*CHALLENGE:*
Your task is to transcribe the data in full.

- - -

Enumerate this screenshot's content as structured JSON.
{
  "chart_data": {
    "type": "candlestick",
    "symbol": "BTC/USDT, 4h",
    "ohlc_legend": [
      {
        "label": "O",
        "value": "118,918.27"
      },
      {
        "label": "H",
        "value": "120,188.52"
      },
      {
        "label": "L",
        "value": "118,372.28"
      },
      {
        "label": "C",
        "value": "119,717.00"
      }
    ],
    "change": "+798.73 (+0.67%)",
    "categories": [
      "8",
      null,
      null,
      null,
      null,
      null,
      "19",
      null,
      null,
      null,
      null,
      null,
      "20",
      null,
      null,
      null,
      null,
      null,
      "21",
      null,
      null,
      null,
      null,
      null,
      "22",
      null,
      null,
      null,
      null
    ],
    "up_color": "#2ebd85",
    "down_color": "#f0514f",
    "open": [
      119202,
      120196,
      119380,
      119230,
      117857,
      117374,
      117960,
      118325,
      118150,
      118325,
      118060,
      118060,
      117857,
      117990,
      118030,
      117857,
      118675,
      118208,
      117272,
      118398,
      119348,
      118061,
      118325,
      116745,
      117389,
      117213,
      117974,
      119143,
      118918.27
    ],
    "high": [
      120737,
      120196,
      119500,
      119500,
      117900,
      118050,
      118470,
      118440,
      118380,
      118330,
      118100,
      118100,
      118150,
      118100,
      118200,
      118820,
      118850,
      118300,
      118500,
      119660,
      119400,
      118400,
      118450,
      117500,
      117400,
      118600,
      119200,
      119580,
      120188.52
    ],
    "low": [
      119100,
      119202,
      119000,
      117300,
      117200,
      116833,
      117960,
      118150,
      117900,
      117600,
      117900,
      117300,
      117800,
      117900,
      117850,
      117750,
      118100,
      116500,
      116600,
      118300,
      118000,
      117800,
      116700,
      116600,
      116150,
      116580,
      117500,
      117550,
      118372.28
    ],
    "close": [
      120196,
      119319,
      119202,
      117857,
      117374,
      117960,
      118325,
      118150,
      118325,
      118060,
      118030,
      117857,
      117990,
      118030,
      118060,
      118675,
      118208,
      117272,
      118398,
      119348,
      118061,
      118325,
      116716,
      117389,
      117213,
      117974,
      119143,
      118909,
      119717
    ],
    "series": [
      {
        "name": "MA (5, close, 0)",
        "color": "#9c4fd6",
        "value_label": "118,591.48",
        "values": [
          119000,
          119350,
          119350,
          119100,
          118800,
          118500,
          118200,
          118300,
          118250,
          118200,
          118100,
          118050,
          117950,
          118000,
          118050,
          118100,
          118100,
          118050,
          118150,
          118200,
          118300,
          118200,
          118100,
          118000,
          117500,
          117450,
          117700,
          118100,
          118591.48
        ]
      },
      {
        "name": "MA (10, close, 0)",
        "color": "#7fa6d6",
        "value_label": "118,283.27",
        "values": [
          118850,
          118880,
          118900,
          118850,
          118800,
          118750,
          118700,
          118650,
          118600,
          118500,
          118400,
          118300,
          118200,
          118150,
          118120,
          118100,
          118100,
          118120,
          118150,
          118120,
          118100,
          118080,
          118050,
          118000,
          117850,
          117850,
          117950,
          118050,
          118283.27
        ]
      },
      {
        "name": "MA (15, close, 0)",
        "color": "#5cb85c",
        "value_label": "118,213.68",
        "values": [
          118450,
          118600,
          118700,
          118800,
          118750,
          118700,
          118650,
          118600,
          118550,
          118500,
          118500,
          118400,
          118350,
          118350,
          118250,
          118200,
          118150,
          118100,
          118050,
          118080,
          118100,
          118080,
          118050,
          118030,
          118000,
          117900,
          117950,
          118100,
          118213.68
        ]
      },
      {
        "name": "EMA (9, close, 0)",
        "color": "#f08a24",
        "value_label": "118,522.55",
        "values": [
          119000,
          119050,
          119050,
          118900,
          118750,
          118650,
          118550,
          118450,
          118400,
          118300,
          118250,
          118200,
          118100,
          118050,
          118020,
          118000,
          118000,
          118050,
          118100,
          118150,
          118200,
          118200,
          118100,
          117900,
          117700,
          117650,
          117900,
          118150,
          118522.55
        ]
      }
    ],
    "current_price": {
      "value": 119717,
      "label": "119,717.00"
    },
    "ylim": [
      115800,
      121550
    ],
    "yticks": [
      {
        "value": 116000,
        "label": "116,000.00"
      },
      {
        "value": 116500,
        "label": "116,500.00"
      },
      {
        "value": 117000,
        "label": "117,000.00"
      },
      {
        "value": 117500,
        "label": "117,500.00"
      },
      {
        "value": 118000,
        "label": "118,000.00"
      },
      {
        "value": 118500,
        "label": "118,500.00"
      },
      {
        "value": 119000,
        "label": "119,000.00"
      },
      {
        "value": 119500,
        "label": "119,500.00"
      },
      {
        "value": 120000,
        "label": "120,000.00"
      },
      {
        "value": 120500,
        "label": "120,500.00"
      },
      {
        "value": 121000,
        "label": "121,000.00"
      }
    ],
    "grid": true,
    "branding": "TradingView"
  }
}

- - -

*RESULT:*
Enumerate this screenshot's content as structured JSON.
{
  "chart_data": {
    "type": "candlestick",
    "symbol": "BTC/USDT, 4h",
    "ohlc_legend": [
      {
        "label": "O",
        "value": "118,918.27"
      },
      {
        "label": "H",
        "value": "120,188.52"
      },
      {
        "label": "L",
        "value": "118,372.28"
      },
      {
        "label": "C",
        "value": "119,717.00"
      }
    ],
    "change": "+798.73 (+0.67%)",
    "categories": [
      "8",
      null,
      null,
      null,
      null,
      null,
      "19",
      null,
      null,
      null,
      null,
      null,
      "20",
      null,
      null,
      null,
      null,
      null,
      "21",
      null,
      null,
      null,
      null,
      null,
      "22",
      null,
      null,
      null,
      null
    ],
    "up_color": "#2ebd85",
    "down_color": "#f0514f",
    "open": [
      119202,
      120196,
      119380,
      119230,
      117857,
      117374,
      117960,
      118325,
      118150,
      118325,
      118060,
      118060,
      117857,
      117990,
      118030,
      117857,
      118675,
      118208,
      117272,
      118398,
      119348,
      118061,
      118325,
      116745,
      117389,
      117213,
      117974,
      119143,
      118918.27
    ],
    "high": [
      120737,
      120196,
      119500,
      119500,
      117900,
      118050,
      118470,
      118440,
      118380,
      118330,
      118100,
      118100,
      118150,
      118100,
      118200,
      118820,
      118850,
      118300,
      118500,
      119660,
      119400,
      118400,
      118450,
      117500,
      117400,
      118600,
      119200,
      119580,
      120188.52
    ],
    "low": [
      119100,
      119202,
      119000,
      117300,
      117200,
      116833,
      117960,
      118150,
      117900,
      117600,
      117900,
      117300,
      117800,
      117900,
      117850,
      117750,
      118100,
      116500,
      116600,
      118300,
      118000,
      117800,
      116700,
      116600,
      116150,
      116580,
      117500,
      117550,
      118372.28
    ],
    "close": [
      120196,
      119319,
      119202,
      117857,
      117374,
      117960,
      118325,
      118150,
      118325,
      118060,
      118030,
      117857,
      117990,
      118030,
      118060,
      118675,
      118208,
      117272,
      118398,
      119348,
      118061,
      118325,
      116716,
      117389,
      117213,
      117974,
      119143,
      118909,
      119717
    ],
    "series": [
      {
        "name": "MA (5, close, 0)",
        "color": "#9c4fd6",
        "value_label": "118,591.48",
        "values": [
          119000,
          119350,
          119350,
          119100,
          118800,
          118500,
          118200,
          118300,
          118250,
          118200,
          118100,
          118050,
          117950,
          118000,
          118050,
          118100,
          118100,
          118050,
          118150,
          118200,
          118300,
          118200,
          118100,
          118000,
          117500,
          117450,
          117700,
          118100,
          118591.48
        ]
      },
      {
        "name": "MA (10, close, 0)",
        "color": "#7fa6d6",
        "value_label": "118,283.27",
        "values": [
          118850,
          118880,
          118900,
          118850,
          118800,
          118750,
          118700,
          118650,
          118600,
          118500,
          118400,
          118300,
          118200,
          118150,
          118120,
          118100,
          118100,
          118120,
          118150,
          118120,
          118100,
          118080,
          118050,
          118000,
          117850,
          117850,
          117950,
          118050,
          118283.27
        ]
      },
      {
        "name": "MA (15, close, 0)",
        "color": "#5cb85c",
        "value_label": "118,213.68",
        "values": [
          118450,
          118600,
          118700,
          118800,
          118750,
          118700,
          118650,
          118600,
          118550,
          118500,
          118500,
          118400,
          118350,
          118350,
          118250,
          118200,
          118150,
          118100,
          118050,
          118080,
          118100,
          118080,
          118050,
          118030,
          118000,
          117900,
          117950,
          118100,
          118213.68
        ]
      },
      {
        "name": "EMA (9, close, 0)",
        "color": "#f08a24",
        "value_label": "118,522.55",
        "values": [
          119000,
          119050,
          119050,
          118900,
          118750,
          118650,
          118550,
          118450,
          118400,
          118300,
          118250,
          118200,
          118100,
          118050,
          118020,
          118000,
          118000,
          118050,
          118100,
          118150,
          118200,
          118200,
          118100,
          117900,
          117700,
          117650,
          117900,
          118150,
          118522.55
        ]
      }
    ],
    "current_price": {
      "value": 119717,
      "label": "119,717.00"
    },
    "ylim": [
      115800,
      121550
    ],
    "yticks": [
      {
        "value": 116000,
        "label": "116,000.00"
      },
      {
        "value": 116500,
        "label": "116,500.00"
      },
      {
        "value": 117000,
        "label": "117,000.00"
      },
      {
        "value": 117500,
        "label": "117,500.00"
      },
      {
        "value": 118000,
        "label": "118,000.00"
      },
      {
        "value": 118500,
        "label": "118,500.00"
      },
      {
        "value": 119000,
        "label": "119,000.00"
      },
      {
        "value": 119500,
        "label": "119,500.00"
      },
      {
        "value": 120000,
        "label": "120,000.00"
      },
      {
        "value": 120500,
        "label": "120,500.00"
      },
      {
        "value": 121000,
        "label": "121,000.00"
      }
    ],
    "grid": true,
    "branding": "TradingView"
  }
}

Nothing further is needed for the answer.